__Data provided__.

◆ ◆ ◆ ◆

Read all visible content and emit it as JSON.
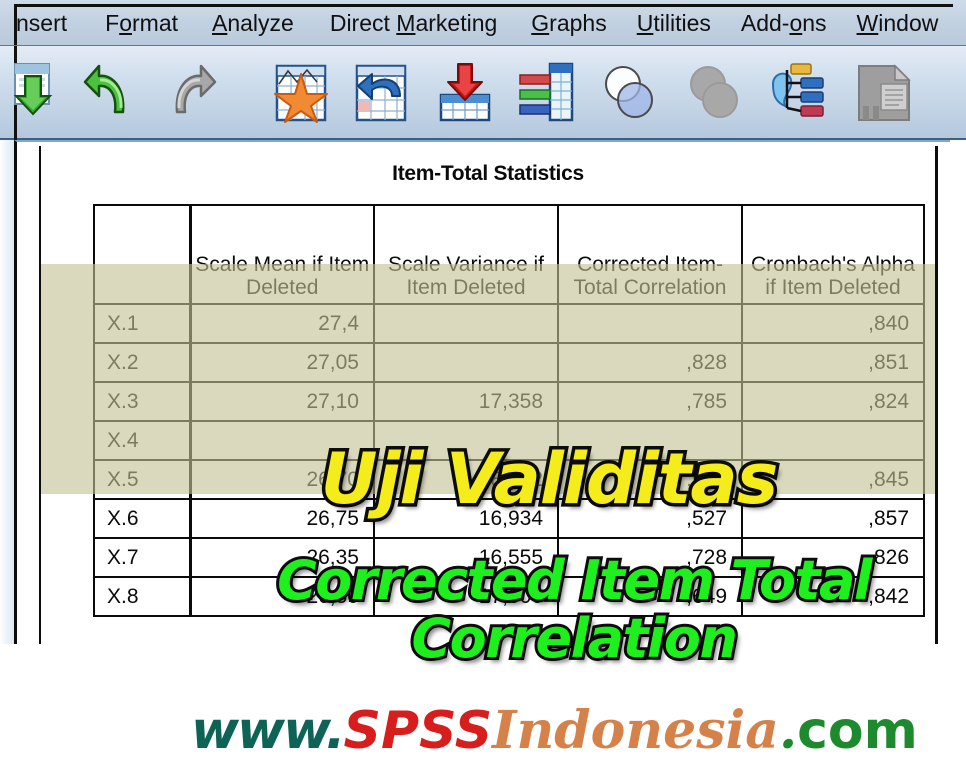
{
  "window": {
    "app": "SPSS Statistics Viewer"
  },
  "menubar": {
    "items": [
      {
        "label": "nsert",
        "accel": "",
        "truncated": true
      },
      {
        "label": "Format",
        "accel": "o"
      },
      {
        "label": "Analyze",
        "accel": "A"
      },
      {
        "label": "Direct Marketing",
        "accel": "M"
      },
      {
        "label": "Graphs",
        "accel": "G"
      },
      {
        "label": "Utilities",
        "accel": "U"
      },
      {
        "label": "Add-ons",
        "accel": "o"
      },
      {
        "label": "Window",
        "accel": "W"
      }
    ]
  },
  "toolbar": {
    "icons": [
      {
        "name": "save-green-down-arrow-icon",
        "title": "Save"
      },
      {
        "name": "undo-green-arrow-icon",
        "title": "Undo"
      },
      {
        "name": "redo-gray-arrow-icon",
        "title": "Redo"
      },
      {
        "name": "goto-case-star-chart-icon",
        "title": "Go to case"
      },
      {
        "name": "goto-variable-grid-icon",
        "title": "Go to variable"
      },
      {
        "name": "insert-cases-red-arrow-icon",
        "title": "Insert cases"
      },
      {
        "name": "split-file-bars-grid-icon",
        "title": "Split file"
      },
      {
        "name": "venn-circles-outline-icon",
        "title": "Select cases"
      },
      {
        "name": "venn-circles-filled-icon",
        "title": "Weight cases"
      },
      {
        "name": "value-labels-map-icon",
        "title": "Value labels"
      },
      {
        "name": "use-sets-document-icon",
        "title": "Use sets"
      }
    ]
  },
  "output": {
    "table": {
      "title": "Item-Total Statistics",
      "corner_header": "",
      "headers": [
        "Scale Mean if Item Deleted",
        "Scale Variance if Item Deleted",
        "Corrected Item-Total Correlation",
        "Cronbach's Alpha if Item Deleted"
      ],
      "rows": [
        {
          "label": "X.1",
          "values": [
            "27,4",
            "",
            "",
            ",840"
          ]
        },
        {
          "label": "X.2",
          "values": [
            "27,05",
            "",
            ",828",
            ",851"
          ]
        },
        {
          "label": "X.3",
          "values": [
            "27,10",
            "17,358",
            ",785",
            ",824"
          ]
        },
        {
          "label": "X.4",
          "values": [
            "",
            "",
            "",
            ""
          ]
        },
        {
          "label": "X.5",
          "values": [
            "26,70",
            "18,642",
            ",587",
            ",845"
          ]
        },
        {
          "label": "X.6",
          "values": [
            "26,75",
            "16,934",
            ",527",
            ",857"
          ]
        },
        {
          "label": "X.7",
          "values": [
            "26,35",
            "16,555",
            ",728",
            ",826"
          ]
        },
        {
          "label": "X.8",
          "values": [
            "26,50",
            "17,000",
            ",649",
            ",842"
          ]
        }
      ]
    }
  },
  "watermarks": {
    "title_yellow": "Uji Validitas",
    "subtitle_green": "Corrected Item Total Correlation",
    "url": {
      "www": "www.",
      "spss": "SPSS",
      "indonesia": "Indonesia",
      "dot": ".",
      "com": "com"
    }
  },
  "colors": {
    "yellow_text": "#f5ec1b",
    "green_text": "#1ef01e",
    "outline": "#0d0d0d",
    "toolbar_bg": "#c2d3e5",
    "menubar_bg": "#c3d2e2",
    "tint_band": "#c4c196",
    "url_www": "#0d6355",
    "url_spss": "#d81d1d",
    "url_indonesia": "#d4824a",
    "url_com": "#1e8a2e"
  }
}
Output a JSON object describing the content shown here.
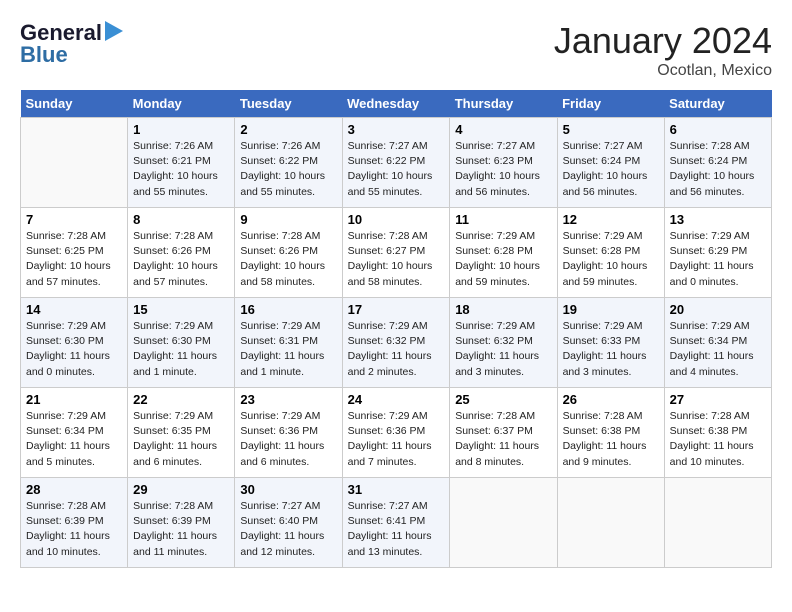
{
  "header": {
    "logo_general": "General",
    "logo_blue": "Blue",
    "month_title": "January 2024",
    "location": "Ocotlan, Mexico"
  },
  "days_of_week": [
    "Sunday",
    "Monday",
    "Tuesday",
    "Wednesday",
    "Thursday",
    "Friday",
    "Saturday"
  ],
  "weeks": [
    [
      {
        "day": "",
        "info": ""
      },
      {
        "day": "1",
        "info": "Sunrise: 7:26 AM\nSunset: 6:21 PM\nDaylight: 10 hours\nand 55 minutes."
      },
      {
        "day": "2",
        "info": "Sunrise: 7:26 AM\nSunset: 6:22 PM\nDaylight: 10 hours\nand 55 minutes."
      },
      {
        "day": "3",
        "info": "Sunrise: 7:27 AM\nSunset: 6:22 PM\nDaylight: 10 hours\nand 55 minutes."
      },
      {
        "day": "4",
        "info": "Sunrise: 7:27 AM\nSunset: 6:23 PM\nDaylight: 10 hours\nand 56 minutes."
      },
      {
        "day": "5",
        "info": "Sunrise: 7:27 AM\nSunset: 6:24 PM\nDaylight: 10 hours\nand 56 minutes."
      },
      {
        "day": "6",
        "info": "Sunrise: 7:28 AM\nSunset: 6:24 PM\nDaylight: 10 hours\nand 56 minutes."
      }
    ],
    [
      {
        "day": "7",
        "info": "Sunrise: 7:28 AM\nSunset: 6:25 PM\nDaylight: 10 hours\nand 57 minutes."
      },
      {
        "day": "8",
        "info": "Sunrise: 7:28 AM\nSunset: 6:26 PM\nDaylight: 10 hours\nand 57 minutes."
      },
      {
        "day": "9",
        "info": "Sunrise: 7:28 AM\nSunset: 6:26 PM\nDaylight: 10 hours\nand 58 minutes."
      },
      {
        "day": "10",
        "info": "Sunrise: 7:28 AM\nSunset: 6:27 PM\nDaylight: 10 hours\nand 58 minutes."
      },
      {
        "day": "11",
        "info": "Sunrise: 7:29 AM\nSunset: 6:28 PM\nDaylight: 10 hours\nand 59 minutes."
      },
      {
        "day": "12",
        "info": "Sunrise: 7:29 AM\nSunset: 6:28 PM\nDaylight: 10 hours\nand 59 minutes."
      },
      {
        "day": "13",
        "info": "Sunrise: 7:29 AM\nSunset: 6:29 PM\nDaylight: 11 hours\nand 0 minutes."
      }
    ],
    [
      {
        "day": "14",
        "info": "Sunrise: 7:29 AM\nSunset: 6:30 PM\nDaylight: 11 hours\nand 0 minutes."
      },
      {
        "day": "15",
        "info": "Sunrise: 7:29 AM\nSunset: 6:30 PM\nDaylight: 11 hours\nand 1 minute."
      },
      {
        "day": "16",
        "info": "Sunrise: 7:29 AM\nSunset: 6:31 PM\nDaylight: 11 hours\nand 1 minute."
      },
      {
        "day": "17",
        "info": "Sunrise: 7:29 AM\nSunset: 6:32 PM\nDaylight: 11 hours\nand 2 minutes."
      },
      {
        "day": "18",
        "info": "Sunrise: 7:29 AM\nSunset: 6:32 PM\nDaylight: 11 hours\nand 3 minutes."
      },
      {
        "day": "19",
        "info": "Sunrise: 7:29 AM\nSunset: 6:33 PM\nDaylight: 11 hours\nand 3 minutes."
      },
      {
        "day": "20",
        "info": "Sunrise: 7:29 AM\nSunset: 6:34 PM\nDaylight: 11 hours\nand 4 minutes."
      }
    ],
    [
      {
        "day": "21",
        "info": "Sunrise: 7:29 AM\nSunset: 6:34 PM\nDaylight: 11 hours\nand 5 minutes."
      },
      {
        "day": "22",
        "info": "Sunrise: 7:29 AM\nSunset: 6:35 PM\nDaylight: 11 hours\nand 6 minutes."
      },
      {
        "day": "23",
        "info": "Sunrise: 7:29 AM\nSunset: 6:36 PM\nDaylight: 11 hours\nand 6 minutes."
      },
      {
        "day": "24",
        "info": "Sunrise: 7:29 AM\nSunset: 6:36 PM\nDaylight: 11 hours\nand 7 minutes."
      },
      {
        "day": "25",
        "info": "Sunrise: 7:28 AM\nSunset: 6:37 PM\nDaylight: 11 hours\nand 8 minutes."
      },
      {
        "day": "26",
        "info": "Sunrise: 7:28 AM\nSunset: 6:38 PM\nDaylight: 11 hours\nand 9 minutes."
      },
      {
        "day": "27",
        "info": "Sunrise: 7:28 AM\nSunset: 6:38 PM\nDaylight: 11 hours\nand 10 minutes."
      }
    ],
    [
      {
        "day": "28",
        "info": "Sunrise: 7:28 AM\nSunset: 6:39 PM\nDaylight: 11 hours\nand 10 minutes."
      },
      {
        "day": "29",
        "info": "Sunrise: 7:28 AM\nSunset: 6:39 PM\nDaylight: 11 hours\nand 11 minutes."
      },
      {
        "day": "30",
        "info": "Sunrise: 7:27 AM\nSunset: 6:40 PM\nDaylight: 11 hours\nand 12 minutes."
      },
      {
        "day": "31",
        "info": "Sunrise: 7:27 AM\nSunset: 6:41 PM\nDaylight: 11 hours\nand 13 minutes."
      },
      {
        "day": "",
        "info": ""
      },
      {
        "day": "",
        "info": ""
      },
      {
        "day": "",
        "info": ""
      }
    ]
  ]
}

◆ ◆ ◆ ◆

__Required task__. Only the count is needed: the number of lines in the data that include the word "file".

__Solved problem__. 2